# Records for processing start

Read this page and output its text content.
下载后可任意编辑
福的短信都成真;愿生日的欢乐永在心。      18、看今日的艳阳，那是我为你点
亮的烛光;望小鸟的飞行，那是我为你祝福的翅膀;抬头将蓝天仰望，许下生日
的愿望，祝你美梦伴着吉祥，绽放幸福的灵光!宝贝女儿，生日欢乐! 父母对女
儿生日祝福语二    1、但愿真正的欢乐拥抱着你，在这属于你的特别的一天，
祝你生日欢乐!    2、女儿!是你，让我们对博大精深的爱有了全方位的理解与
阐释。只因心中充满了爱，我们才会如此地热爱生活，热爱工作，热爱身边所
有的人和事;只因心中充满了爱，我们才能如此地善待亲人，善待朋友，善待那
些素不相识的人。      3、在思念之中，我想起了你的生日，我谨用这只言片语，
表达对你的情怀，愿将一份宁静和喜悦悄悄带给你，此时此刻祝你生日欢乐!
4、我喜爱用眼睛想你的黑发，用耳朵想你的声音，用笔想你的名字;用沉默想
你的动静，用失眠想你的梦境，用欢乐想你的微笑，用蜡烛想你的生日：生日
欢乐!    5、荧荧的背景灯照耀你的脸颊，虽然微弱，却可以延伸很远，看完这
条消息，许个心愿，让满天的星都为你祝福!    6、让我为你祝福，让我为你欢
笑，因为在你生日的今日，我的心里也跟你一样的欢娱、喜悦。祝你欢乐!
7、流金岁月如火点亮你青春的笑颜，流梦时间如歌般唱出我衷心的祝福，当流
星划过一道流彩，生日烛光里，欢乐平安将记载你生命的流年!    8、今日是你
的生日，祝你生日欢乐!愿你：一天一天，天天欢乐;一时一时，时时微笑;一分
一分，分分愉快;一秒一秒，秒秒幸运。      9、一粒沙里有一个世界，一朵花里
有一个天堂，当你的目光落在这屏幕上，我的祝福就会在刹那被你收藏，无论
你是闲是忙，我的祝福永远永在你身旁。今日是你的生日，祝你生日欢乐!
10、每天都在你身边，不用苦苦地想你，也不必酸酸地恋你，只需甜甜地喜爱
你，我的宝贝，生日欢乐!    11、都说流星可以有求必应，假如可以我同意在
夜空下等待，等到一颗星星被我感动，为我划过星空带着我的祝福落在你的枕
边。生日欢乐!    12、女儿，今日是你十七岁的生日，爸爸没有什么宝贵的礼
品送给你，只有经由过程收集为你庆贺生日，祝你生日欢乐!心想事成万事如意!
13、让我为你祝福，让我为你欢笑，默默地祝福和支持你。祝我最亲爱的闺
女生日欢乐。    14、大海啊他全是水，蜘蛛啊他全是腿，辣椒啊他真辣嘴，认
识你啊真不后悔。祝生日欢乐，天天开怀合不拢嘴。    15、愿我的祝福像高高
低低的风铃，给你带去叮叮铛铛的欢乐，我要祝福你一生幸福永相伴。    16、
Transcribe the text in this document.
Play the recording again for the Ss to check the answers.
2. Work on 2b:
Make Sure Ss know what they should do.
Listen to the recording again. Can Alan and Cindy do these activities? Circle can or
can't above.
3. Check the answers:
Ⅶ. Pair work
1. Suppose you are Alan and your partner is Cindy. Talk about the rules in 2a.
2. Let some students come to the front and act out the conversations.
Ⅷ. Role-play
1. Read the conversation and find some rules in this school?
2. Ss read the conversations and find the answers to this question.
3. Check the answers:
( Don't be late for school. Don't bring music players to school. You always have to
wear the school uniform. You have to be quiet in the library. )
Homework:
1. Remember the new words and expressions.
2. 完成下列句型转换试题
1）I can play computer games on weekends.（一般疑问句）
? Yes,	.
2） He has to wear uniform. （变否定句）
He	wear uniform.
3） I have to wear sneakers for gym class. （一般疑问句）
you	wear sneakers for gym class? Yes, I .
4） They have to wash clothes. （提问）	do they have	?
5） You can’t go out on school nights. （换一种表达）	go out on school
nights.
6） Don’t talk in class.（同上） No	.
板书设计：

# Records for processing end

Problem details
Tally every line of the listing that holds the string "this", then give the number by itself.

Exercise result
4